* **Task directions**: Look through the listing for the word "непригодным". Copy each line that has it.
______
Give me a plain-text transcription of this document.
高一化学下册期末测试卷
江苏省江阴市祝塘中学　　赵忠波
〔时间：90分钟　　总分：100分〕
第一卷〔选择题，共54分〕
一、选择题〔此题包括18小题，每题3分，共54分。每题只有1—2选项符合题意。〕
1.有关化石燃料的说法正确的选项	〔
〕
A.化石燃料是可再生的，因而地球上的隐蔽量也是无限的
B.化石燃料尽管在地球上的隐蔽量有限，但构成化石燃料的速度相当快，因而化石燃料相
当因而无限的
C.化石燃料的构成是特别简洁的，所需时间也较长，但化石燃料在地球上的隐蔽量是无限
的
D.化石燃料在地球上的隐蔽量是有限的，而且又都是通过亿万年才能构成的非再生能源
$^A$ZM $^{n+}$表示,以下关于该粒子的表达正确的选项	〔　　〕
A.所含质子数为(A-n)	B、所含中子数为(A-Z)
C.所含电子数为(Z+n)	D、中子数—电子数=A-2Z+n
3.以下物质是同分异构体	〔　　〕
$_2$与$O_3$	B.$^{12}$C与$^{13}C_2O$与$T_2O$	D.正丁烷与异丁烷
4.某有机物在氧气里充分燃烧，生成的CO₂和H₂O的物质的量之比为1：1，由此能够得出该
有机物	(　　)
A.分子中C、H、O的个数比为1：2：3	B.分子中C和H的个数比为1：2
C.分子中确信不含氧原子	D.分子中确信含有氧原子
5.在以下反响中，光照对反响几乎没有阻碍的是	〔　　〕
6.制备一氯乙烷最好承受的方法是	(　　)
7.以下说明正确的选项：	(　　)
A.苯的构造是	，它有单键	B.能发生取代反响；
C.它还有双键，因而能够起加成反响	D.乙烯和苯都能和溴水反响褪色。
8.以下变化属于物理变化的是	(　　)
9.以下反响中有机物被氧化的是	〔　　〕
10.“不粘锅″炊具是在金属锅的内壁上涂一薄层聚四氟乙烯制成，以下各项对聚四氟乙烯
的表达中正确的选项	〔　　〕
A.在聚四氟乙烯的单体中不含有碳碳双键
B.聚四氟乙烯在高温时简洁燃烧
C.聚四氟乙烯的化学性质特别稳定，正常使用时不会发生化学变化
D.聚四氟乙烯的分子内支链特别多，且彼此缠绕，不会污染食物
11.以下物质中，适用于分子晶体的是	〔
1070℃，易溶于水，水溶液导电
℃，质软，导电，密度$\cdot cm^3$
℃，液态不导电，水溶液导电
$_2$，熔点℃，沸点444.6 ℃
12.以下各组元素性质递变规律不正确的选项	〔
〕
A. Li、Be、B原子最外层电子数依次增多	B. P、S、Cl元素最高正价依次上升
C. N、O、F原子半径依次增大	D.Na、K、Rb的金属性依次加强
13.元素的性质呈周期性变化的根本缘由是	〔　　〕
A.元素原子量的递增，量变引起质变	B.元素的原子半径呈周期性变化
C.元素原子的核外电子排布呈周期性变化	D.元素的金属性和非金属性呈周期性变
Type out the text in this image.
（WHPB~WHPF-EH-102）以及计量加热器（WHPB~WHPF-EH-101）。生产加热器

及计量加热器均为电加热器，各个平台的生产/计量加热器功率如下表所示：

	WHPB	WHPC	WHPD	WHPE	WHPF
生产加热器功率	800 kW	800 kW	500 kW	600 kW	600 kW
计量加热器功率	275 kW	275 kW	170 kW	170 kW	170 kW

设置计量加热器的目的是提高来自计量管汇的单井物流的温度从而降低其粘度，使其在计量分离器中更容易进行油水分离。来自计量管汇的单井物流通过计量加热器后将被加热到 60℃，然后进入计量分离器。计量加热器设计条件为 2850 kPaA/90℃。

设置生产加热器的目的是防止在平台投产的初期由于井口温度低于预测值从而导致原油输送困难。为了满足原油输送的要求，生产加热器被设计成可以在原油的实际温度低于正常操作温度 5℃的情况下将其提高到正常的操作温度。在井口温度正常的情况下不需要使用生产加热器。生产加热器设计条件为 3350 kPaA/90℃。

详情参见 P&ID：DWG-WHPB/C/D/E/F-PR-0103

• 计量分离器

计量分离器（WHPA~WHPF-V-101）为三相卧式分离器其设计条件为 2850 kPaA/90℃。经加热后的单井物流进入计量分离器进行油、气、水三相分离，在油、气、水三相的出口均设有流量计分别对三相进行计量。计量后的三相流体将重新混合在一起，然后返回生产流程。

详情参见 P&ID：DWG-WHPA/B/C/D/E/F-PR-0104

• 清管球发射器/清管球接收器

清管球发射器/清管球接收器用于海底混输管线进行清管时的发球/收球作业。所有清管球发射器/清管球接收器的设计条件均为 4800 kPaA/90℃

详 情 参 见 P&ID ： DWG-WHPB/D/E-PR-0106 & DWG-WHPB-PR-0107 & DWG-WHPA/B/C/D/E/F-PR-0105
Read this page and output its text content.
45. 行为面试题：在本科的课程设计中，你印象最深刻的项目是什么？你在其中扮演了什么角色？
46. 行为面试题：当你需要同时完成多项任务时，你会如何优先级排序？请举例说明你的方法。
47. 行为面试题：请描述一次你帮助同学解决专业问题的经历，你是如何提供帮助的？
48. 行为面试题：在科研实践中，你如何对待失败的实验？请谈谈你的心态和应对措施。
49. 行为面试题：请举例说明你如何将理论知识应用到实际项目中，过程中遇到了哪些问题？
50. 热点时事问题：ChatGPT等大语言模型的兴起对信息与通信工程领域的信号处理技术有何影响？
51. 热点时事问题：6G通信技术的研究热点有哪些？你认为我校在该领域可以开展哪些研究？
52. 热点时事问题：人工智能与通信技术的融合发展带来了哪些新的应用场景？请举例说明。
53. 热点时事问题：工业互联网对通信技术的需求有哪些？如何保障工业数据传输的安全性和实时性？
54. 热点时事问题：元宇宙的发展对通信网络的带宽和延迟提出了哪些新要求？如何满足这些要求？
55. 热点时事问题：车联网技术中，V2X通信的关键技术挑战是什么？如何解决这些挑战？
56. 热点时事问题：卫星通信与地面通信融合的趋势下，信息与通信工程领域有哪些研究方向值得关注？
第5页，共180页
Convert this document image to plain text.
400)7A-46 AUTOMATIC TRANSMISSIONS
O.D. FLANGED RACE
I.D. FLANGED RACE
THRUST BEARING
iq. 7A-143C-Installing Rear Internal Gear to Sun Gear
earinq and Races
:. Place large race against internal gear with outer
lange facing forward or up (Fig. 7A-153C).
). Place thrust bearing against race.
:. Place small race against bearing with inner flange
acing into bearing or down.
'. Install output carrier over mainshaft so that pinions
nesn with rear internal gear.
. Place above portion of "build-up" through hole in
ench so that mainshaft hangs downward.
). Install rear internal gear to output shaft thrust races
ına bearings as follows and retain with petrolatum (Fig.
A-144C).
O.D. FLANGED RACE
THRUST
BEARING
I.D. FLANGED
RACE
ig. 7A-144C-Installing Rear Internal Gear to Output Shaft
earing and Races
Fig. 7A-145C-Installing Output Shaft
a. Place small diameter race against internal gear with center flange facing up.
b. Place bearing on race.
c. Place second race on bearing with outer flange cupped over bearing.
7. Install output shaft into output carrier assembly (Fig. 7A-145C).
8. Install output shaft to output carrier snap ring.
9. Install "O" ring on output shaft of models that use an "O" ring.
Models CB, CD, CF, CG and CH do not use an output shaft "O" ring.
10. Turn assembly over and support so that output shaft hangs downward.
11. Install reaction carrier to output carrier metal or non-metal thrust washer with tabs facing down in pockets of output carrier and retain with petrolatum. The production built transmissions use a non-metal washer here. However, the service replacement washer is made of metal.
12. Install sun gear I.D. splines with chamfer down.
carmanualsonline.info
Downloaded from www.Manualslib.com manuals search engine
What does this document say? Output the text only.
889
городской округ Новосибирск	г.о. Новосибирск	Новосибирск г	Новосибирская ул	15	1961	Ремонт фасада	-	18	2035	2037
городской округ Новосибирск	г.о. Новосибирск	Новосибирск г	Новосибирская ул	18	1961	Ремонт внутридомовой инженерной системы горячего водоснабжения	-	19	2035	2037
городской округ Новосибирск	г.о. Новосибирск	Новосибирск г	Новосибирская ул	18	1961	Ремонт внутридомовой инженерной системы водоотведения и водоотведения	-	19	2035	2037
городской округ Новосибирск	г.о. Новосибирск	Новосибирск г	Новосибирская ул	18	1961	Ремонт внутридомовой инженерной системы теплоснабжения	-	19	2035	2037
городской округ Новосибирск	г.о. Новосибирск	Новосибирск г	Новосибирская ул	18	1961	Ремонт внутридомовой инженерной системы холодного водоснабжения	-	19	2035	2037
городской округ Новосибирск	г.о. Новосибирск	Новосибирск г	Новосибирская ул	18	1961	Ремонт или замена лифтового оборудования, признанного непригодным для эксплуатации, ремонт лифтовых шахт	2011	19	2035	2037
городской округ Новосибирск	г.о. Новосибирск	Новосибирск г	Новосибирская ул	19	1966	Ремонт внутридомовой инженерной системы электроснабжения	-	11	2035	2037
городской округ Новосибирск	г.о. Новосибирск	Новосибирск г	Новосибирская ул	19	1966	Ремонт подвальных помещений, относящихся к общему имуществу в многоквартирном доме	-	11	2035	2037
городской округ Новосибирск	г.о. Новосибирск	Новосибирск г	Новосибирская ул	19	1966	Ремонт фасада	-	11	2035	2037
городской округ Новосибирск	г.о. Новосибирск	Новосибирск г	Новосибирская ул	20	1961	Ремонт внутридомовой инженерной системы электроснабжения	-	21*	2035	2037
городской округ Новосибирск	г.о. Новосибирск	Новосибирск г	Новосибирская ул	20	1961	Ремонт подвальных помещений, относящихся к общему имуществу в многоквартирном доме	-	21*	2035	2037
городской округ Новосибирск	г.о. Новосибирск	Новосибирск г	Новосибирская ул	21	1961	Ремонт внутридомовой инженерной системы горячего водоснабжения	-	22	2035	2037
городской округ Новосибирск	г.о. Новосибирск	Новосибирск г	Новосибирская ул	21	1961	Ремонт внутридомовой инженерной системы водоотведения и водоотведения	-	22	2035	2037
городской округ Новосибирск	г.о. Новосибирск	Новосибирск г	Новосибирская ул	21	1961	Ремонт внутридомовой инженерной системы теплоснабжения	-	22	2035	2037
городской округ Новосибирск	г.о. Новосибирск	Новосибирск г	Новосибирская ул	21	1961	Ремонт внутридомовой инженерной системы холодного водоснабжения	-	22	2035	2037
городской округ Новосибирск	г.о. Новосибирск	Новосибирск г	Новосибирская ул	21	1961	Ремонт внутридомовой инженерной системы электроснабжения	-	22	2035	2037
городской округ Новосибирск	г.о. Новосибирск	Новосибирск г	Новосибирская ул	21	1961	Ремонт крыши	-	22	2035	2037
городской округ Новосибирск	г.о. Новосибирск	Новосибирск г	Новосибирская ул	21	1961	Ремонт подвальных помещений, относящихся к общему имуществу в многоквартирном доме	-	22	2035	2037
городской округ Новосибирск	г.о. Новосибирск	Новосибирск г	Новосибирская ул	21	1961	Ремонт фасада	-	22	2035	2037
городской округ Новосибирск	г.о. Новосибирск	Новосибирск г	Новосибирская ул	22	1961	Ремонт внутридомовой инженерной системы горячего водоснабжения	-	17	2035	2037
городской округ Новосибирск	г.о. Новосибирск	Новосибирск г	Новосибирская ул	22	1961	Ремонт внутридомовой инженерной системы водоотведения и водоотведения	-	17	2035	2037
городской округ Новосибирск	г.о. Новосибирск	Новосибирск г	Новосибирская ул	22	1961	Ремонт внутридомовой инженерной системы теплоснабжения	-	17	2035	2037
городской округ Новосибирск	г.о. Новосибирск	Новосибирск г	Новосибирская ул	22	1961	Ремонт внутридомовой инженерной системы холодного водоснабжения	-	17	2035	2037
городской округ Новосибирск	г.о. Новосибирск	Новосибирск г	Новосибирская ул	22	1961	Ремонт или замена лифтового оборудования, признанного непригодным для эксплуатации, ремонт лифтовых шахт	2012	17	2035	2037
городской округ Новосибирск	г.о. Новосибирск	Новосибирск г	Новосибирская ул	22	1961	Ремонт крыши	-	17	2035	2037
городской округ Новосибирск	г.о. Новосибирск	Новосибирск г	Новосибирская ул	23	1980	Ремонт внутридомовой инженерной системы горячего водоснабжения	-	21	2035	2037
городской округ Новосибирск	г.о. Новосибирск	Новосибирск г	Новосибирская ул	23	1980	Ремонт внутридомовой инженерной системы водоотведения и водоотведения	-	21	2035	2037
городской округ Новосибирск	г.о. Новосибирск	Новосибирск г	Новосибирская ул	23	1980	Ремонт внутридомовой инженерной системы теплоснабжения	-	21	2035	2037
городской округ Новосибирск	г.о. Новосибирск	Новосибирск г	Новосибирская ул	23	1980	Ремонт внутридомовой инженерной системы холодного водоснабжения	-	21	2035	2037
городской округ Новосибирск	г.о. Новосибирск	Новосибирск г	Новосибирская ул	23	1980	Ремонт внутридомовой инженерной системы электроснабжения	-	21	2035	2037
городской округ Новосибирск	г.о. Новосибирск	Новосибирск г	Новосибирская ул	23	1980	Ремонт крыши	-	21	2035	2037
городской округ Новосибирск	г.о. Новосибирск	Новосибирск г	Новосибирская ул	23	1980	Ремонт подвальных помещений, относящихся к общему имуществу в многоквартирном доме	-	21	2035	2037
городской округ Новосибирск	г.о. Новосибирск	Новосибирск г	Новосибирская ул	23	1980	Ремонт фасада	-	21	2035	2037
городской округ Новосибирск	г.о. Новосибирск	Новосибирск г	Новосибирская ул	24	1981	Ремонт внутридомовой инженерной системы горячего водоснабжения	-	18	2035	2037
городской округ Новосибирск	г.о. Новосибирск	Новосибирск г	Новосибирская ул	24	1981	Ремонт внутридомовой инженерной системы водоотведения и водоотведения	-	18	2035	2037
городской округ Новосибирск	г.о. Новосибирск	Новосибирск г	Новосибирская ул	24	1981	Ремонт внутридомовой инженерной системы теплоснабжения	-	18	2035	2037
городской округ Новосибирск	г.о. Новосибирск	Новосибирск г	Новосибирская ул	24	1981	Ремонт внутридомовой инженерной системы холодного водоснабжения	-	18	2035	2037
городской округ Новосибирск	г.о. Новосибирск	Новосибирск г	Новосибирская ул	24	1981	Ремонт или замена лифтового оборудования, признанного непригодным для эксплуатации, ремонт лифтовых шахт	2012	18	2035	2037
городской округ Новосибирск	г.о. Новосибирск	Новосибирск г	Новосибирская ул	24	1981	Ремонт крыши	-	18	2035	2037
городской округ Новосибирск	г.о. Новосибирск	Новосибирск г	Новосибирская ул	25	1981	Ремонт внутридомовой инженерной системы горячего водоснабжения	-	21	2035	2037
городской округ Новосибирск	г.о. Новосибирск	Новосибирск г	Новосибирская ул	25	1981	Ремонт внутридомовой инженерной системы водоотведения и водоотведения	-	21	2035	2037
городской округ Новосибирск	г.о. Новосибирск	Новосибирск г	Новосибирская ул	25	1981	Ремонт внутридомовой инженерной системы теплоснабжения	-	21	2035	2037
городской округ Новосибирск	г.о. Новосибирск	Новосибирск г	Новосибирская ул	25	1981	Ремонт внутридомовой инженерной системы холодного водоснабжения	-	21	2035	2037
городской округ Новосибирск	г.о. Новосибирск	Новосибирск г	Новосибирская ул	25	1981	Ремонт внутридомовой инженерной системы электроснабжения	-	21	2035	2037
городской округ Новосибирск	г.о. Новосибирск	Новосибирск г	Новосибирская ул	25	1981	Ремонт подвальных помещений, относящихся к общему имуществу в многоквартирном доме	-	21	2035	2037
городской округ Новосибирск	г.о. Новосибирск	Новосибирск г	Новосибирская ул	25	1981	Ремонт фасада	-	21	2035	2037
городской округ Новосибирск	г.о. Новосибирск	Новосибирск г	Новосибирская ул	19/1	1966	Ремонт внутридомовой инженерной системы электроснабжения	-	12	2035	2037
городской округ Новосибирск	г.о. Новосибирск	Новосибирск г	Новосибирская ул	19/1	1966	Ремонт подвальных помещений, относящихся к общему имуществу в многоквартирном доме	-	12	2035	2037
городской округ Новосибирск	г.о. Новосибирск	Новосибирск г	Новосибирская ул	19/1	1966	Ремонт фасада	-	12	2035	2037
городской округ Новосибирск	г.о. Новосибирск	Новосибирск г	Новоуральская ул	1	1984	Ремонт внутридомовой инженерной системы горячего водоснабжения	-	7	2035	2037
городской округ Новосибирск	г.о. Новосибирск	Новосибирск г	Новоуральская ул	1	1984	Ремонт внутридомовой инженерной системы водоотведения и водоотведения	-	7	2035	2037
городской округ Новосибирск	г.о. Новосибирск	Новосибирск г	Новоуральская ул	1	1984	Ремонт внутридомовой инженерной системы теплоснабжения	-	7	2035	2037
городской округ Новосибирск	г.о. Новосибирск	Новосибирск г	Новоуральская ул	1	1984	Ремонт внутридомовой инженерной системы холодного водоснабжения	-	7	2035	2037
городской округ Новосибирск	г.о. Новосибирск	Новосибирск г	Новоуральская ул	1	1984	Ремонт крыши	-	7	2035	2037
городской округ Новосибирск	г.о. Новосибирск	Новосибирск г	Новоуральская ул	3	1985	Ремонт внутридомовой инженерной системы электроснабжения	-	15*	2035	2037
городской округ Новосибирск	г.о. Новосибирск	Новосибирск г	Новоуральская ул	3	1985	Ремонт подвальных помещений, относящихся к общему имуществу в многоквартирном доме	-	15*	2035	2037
______
* **Reply**:
городской округ Новосибирск	г.о. Новосибирск	Новосибирск г	Новосибирская ул	18	1961	Ремонт или замена лифтового оборудования, признанного непригодным для эксплуатации, ремонт лифтовых шахт	2011	19	2035	2037
городской округ Новосибирск	г.о. Новосибирск	Новосибирск г	Новосибирская ул	22	1961	Ремонт или замена лифтового оборудования, признанного непригодным для эксплуатации, ремонт лифтовых шахт	2012	17	2035	2037
городской округ Новосибирск	г.о. Новосибирск	Новосибирск г	Новосибирская ул	24	1981	Ремонт или замена лифтового оборудования, признанного непригодным для эксплуатации, ремонт лифтовых шахт	2012	18	2035	2037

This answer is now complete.